• WHAT TO WORK ON
Pull out every line below containing the word "Transcribe".

• DATA SUPPLIED
┄┄┄┄┄┄┄┄┄┄

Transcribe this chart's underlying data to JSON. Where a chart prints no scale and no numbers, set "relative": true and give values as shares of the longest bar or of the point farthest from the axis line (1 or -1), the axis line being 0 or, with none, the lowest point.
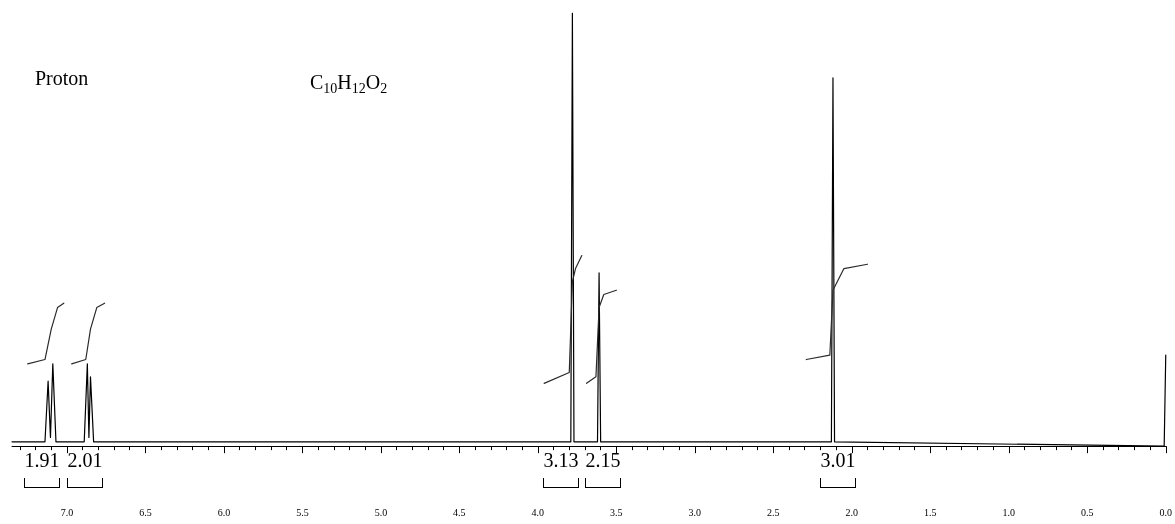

┄┄┄┄┄┄┄┄┄┄

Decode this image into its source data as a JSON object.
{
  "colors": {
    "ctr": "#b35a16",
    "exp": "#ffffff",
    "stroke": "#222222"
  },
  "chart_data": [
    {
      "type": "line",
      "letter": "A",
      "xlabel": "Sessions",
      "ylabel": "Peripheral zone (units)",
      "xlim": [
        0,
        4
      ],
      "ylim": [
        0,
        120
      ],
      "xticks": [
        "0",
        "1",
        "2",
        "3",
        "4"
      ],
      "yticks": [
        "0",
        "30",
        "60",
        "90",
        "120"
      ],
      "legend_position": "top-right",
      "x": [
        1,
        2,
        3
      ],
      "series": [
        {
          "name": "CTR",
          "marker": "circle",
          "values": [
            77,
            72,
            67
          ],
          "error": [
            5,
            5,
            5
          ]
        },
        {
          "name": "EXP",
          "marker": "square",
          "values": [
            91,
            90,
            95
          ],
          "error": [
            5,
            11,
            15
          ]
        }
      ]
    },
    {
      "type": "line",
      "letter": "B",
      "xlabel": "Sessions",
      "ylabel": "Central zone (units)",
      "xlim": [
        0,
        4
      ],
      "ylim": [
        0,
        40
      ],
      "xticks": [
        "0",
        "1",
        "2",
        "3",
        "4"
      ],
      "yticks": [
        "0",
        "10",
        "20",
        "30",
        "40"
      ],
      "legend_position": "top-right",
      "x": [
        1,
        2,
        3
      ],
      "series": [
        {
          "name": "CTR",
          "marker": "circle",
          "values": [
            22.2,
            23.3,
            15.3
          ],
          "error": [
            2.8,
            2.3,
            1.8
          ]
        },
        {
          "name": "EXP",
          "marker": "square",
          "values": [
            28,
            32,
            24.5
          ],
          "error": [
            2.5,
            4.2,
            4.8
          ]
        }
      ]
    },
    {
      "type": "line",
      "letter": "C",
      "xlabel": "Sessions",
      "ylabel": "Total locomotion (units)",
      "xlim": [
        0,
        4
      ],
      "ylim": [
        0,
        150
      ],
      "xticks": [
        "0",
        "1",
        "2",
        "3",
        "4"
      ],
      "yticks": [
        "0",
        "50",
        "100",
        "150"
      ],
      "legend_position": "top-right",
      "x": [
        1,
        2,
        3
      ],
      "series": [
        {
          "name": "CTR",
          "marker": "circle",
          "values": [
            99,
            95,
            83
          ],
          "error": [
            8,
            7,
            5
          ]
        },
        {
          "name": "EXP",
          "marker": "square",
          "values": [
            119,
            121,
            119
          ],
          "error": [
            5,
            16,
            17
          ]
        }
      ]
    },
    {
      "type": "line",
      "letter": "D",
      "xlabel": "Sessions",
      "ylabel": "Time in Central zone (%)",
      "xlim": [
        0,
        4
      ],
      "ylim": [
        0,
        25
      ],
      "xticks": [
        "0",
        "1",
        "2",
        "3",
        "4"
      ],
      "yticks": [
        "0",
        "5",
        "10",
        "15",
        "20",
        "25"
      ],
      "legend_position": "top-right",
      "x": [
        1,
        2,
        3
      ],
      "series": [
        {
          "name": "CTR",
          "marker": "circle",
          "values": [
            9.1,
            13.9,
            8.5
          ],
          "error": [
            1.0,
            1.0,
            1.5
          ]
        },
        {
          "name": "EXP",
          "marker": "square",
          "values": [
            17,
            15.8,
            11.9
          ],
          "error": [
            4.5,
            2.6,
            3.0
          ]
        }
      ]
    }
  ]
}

┄┄┄┄┄┄┄┄┄┄

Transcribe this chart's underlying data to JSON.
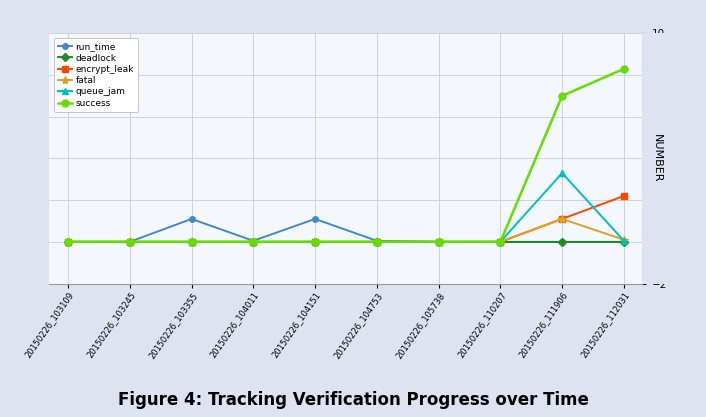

┄┄┄┄┄┄┄┄┄┄

• CORRECT OUTPUT
Transcribe this chart's underlying data to JSON. Where a chart prints no scale and no numbers, set "relative": true and give values as shares of the longest bar or of the point farthest from the axis line (1 or -1), the axis line being 0 or, with none, the lowest point.
Transcribe this chart's underlying data to JSON.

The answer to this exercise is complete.